Problem to work on:
In the data below, quote word for word the stretch from the line containing "chart-title: Rapeseed FAME" through the line containing "583, 606, 611]", and nothing else.

Extracted data:

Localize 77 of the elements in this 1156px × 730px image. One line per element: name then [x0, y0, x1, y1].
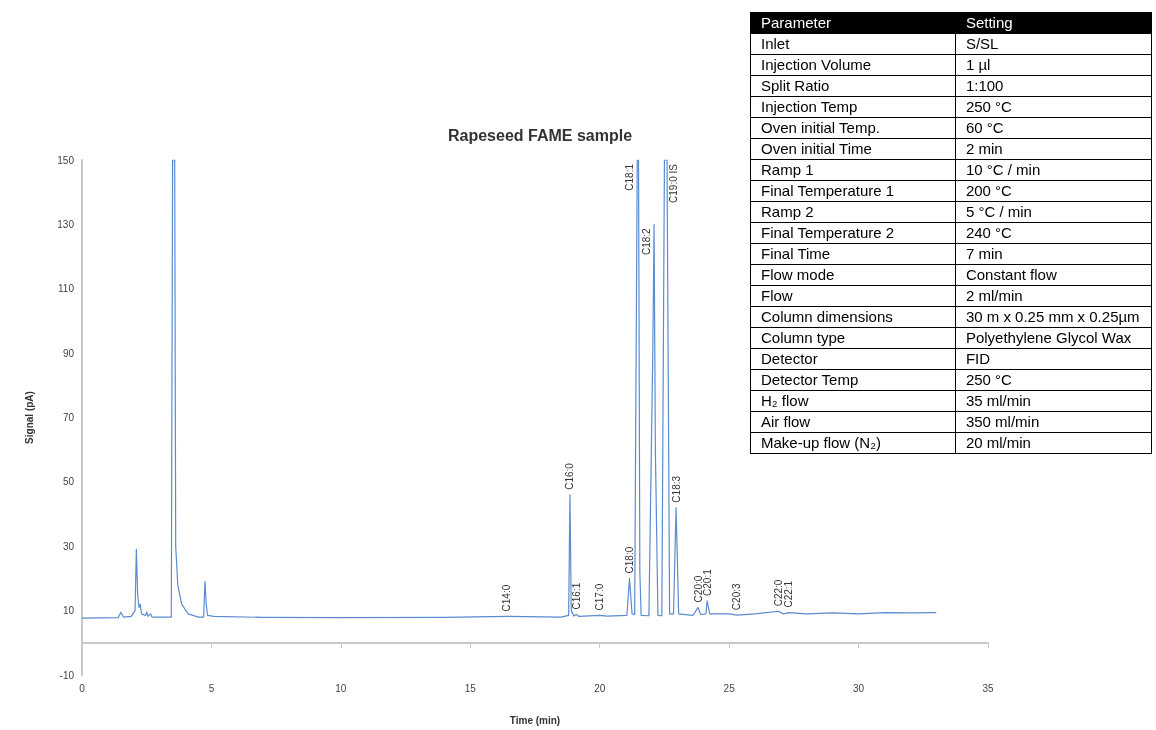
chart-title: Rapeseed FAME sample	[447, 126, 633, 144]
y-tick-label: 50	[62, 476, 75, 488]
x-tick-label: 0	[79, 682, 86, 694]
annotation: Constant flow	[955, 264, 1152, 286]
text: Injection Volume	[750, 54, 956, 76]
annotation: Make-up flow (N₂)	[750, 432, 956, 454]
text: Parameter	[750, 12, 956, 34]
y-axis-title: Signal (pA)	[23, 391, 35, 444]
annotation: C20:0	[692, 575, 704, 603]
x-tick-label: 25	[723, 682, 736, 694]
y-tick-label: 130	[57, 218, 75, 230]
annotation: C17:0	[594, 583, 606, 611]
annotation: 35 ml/min	[955, 390, 1152, 412]
annotation: Ramp 1	[750, 159, 956, 181]
annotation: Final Temperature 2	[750, 222, 956, 244]
text: 250 °C	[955, 96, 1152, 118]
annotation: H₂ flow	[750, 390, 956, 412]
y-tick-label: 10	[62, 605, 75, 617]
annotation: Air flow	[750, 411, 956, 433]
annotation: 250 °C	[955, 369, 1152, 391]
y-tick-label: 110	[58, 283, 75, 295]
annotation: 350 ml/min	[955, 411, 1152, 433]
annotation: C22:1	[783, 580, 795, 608]
annotation: C18:0	[623, 546, 635, 574]
annotation: C14:0	[501, 584, 513, 612]
x-tick-label: 35	[982, 682, 994, 694]
annotation: 20 ml/min	[955, 432, 1152, 454]
text: 1 µl	[955, 54, 1152, 76]
annotation: 200 °C	[955, 180, 1152, 202]
annotation: Final Temperature 1	[750, 180, 956, 202]
annotation: 2 ml/min	[955, 285, 1152, 307]
annotation: C22:0	[772, 579, 784, 607]
annotation: Polyethylene Glycol Wax	[955, 327, 1152, 349]
annotation: 5 °C / min	[955, 201, 1152, 223]
annotation: Column dimensions	[750, 306, 956, 328]
annotation: C20:3	[731, 583, 743, 611]
annotation: C19:0 IS	[668, 163, 680, 203]
x-tick-label: 5	[208, 682, 215, 694]
x-tick-label: 20	[594, 682, 606, 694]
y-tick-label: 70	[62, 412, 75, 423]
annotation: C20:1	[701, 568, 713, 596]
annotation: Detector	[750, 348, 956, 370]
text: Injection Temp	[750, 96, 956, 118]
annotation: 240 °C	[955, 222, 1152, 244]
annotation: C16:1	[570, 582, 582, 610]
annotation: Column type	[750, 327, 956, 349]
text: Oven initial Temp.	[750, 117, 956, 139]
annotation: C18:2	[640, 227, 652, 256]
y-tick-label: -10	[59, 669, 75, 681]
line-series	[81, 159, 937, 619]
text: 1:100	[955, 75, 1152, 97]
x-tick-label: 10	[335, 682, 347, 694]
y-tick-label: 30	[62, 540, 75, 552]
annotation: C18:1	[623, 163, 635, 191]
annotation: Flow mode	[750, 264, 956, 286]
text: Inlet	[750, 33, 956, 55]
text: S/SL	[955, 33, 1152, 55]
annotation: C16:0	[564, 462, 576, 490]
y-tick-label: 90	[62, 347, 75, 359]
x-tick-label: 15	[464, 682, 477, 694]
text: 60 °C	[955, 117, 1152, 139]
x-axis-title: Time (min)	[509, 714, 561, 726]
annotation: Flow	[750, 285, 956, 307]
text: Split Ratio	[750, 75, 956, 97]
y-tick-label: 150	[57, 154, 75, 166]
text: 2 min	[955, 138, 1152, 160]
annotation: 10 °C / min	[955, 159, 1152, 181]
text: Oven initial Time	[750, 138, 956, 160]
annotation: C18:3	[670, 475, 682, 503]
annotation: 7 min	[955, 243, 1152, 265]
annotation: Final Time	[750, 243, 956, 265]
annotation: Detector Temp	[750, 369, 956, 391]
annotation: 30 m x 0.25 mm x 0.25µm	[955, 306, 1152, 328]
text: Setting	[955, 12, 1152, 34]
x-tick-label: 30	[853, 682, 865, 694]
annotation: FID	[955, 348, 1152, 370]
annotation: Ramp 2	[750, 201, 956, 223]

Result of this exercise:
chart-title: Rapeseed FAME sample	[447, 126, 633, 144]
y-tick-label: 50	[62, 476, 75, 488]
x-tick-label: 0	[79, 682, 86, 694]
annotation: Constant flow	[955, 264, 1152, 286]
text: Injection Volume	[750, 54, 956, 76]
annotation: Make-up flow (N₂)	[750, 432, 956, 454]
text: Parameter	[750, 12, 956, 34]
y-axis-title: Signal (pA)	[23, 391, 35, 444]
annotation: C20:0	[692, 575, 704, 603]
x-tick-label: 25	[723, 682, 736, 694]
y-tick-label: 130	[57, 218, 75, 230]
annotation: C17:0	[594, 583, 606, 611]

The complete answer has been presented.